Dataset listings of figures:
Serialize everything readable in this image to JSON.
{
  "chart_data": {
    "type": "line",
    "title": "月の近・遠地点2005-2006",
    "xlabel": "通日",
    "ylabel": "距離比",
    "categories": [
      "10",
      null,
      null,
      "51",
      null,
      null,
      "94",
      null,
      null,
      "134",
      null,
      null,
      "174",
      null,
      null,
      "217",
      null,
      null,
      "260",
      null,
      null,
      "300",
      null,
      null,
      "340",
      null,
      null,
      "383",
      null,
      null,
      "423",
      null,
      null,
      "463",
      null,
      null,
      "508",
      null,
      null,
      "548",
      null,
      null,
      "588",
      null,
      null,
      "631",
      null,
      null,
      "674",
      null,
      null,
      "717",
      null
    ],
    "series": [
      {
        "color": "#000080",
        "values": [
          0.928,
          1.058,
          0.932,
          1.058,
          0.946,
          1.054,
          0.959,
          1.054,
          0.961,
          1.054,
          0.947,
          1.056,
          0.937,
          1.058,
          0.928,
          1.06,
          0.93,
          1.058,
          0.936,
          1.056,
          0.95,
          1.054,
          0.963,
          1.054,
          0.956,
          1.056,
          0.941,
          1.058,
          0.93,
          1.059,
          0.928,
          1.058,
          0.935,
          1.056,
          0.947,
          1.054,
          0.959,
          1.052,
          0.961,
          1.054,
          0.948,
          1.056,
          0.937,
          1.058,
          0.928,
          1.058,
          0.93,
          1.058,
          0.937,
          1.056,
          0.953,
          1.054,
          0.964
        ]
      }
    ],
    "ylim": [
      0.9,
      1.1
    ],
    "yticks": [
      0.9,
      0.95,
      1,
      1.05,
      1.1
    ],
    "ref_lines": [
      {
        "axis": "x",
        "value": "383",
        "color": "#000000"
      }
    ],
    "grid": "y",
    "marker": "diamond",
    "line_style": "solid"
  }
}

→ **Short task**
Word for word, quote all of the data above.

→ **Complete output**
Serialize everything readable in this image to JSON.
{
  "chart_data": {
    "type": "line",
    "title": "月の近・遠地点2005-2006",
    "xlabel": "通日",
    "ylabel": "距離比",
    "categories": [
      "10",
      null,
      null,
      "51",
      null,
      null,
      "94",
      null,
      null,
      "134",
      null,
      null,
      "174",
      null,
      null,
      "217",
      null,
      null,
      "260",
      null,
      null,
      "300",
      null,
      null,
      "340",
      null,
      null,
      "383",
      null,
      null,
      "423",
      null,
      null,
      "463",
      null,
      null,
      "508",
      null,
      null,
      "548",
      null,
      null,
      "588",
      null,
      null,
      "631",
      null,
      null,
      "674",
      null,
      null,
      "717",
      null
    ],
    "series": [
      {
        "color": "#000080",
        "values": [
          0.928,
          1.058,
          0.932,
          1.058,
          0.946,
          1.054,
          0.959,
          1.054,
          0.961,
          1.054,
          0.947,
          1.056,
          0.937,
          1.058,
          0.928,
          1.06,
          0.93,
          1.058,
          0.936,
          1.056,
          0.95,
          1.054,
          0.963,
          1.054,
          0.956,
          1.056,
          0.941,
          1.058,
          0.93,
          1.059,
          0.928,
          1.058,
          0.935,
          1.056,
          0.947,
          1.054,
          0.959,
          1.052,
          0.961,
          1.054,
          0.948,
          1.056,
          0.937,
          1.058,
          0.928,
          1.058,
          0.93,
          1.058,
          0.937,
          1.056,
          0.953,
          1.054,
          0.964
        ]
      }
    ],
    "ylim": [
      0.9,
      1.1
    ],
    "yticks": [
      0.9,
      0.95,
      1,
      1.05,
      1.1
    ],
    "ref_lines": [
      {
        "axis": "x",
        "value": "383",
        "color": "#000000"
      }
    ],
    "grid": "y",
    "marker": "diamond",
    "line_style": "solid"
  }
}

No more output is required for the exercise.